▶ REQUIREMENTS
From the records, pick out and copy each line containing "Parse".

▶ DATA FOR PROCESSING
+ + + + +
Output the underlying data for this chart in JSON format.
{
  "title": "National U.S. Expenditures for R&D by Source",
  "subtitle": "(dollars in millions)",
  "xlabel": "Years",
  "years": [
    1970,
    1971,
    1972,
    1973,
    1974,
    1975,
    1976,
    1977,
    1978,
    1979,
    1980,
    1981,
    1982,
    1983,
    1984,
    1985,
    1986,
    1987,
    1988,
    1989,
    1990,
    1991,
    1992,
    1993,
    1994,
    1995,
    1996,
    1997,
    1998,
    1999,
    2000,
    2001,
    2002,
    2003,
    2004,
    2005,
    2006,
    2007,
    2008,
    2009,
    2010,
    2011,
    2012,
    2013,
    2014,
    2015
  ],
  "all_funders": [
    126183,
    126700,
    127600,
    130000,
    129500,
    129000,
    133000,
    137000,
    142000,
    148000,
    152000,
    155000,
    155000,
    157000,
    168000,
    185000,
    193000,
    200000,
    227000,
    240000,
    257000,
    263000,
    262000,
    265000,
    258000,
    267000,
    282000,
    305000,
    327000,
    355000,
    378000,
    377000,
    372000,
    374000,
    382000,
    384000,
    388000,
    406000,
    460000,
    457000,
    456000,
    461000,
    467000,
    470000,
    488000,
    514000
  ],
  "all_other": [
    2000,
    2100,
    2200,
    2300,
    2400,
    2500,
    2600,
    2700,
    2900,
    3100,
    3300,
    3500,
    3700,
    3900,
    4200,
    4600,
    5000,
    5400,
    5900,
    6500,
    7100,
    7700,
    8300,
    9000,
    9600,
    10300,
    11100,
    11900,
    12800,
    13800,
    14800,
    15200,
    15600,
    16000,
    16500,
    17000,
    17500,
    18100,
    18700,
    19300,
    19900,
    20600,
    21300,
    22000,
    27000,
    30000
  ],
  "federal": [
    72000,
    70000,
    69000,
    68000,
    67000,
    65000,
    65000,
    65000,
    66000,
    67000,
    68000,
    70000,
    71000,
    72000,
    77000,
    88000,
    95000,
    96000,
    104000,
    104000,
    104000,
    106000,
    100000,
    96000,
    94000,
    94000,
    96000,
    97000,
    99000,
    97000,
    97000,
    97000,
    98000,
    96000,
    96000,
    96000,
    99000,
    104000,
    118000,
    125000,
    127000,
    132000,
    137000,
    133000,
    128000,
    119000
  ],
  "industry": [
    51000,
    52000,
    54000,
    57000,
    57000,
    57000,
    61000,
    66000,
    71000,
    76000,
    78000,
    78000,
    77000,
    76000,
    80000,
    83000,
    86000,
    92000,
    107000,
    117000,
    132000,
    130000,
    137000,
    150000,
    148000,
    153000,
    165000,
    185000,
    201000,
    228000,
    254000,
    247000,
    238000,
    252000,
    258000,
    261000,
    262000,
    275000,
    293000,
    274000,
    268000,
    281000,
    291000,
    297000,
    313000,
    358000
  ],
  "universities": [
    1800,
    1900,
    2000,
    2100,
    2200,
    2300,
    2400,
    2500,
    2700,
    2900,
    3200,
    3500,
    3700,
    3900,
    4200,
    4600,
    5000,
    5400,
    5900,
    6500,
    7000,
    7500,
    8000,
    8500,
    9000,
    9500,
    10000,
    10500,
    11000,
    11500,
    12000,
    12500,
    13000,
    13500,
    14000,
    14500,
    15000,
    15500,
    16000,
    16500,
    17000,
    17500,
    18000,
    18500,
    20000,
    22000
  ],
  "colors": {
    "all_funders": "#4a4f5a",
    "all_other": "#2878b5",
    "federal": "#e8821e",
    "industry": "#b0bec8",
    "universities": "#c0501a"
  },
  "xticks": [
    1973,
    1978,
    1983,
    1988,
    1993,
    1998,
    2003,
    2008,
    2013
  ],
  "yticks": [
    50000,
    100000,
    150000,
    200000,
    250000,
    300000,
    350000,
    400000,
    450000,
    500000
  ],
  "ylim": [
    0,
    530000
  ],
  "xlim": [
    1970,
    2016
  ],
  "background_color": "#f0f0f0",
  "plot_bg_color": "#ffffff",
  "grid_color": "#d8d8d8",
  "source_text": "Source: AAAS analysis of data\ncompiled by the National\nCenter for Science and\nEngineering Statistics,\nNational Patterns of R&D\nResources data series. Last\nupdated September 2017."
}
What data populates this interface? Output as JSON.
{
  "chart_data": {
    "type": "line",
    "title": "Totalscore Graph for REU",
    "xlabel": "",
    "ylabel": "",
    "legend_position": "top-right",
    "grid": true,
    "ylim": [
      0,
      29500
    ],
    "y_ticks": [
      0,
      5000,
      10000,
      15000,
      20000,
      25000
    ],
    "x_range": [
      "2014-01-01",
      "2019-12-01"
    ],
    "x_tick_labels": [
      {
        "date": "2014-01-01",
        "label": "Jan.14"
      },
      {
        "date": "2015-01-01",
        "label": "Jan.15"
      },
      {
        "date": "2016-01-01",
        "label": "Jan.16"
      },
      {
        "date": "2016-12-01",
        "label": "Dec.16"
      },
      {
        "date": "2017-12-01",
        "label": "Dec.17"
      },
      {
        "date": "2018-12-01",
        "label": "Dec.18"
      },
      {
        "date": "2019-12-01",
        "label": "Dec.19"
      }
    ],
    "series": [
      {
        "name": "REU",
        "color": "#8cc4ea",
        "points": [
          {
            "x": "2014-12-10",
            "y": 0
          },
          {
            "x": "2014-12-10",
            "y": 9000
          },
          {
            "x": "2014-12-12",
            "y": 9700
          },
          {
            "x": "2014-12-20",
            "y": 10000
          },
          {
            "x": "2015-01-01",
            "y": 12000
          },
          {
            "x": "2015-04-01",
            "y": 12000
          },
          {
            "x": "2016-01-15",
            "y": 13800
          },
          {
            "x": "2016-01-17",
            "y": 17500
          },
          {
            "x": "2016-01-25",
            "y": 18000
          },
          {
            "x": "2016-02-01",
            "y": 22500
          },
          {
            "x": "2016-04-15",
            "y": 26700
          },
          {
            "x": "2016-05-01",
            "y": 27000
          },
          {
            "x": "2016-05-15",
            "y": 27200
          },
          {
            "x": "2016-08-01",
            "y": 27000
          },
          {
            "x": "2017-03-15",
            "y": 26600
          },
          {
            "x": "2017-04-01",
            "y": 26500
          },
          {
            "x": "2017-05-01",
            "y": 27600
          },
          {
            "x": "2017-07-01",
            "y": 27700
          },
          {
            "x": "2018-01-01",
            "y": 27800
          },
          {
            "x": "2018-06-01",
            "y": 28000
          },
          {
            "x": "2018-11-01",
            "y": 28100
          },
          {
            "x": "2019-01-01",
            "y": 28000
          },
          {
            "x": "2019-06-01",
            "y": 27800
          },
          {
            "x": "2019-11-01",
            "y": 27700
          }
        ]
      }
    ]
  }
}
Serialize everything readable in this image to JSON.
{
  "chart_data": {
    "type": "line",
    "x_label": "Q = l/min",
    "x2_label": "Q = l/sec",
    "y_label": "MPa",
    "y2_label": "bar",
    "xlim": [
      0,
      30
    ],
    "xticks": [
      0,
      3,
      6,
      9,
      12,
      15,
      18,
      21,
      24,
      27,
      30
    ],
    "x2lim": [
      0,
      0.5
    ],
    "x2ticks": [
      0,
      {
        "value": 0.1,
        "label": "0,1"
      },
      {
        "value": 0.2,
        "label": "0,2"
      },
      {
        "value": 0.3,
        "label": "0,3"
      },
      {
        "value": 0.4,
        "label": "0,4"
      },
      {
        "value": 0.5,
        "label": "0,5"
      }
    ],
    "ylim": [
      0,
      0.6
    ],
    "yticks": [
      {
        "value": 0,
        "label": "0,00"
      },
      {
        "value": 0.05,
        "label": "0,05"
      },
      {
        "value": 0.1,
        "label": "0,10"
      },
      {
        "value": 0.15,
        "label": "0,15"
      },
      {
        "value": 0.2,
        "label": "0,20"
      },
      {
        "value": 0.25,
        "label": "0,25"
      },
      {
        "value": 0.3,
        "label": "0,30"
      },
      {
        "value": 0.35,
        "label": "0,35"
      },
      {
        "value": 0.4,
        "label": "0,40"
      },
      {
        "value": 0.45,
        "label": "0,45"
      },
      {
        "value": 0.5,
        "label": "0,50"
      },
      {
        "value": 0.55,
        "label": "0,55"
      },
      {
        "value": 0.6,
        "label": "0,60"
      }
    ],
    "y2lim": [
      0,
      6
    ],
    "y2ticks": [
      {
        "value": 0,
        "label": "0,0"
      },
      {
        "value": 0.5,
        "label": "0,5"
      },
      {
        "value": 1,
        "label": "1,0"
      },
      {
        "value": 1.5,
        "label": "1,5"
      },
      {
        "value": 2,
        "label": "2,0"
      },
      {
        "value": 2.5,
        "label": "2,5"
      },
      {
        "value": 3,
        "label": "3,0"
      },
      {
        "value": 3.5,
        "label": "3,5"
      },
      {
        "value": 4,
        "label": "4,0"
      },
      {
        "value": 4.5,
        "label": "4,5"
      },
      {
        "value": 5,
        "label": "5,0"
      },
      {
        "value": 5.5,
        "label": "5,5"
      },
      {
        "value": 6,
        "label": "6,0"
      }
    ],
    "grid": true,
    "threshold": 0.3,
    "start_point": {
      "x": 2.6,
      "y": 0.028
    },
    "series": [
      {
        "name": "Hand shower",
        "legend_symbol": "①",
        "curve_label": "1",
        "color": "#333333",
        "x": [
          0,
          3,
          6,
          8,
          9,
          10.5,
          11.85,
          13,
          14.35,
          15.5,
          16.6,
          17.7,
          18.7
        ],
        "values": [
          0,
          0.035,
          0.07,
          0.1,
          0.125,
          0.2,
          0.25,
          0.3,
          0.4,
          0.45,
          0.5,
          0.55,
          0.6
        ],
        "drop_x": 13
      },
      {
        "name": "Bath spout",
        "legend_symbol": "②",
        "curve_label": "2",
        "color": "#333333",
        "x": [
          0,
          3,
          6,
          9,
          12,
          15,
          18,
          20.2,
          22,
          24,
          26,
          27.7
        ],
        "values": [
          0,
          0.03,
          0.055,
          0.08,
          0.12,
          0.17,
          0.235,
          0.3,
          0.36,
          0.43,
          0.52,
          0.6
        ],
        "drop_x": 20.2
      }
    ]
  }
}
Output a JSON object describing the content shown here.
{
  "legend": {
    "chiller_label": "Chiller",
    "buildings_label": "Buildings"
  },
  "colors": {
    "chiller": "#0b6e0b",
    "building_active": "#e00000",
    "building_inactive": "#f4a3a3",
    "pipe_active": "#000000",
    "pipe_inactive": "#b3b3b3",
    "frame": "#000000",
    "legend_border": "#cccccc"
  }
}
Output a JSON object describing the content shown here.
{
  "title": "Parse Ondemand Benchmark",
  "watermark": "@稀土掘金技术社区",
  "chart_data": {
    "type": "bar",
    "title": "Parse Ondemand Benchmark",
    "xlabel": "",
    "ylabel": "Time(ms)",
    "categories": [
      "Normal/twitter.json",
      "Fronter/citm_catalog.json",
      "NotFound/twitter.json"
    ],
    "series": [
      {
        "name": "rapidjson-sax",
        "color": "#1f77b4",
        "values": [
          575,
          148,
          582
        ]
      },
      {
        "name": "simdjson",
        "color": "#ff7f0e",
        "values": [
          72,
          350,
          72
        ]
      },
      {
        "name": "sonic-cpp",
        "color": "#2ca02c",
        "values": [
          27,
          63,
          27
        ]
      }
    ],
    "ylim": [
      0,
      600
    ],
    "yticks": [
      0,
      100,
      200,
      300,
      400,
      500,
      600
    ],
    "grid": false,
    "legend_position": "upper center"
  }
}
+ + + + +
▶ SOLUTION FOR THIS TASK
  "title": "Parse Ondemand Benchmark",
    "title": "Parse Ondemand Benchmark",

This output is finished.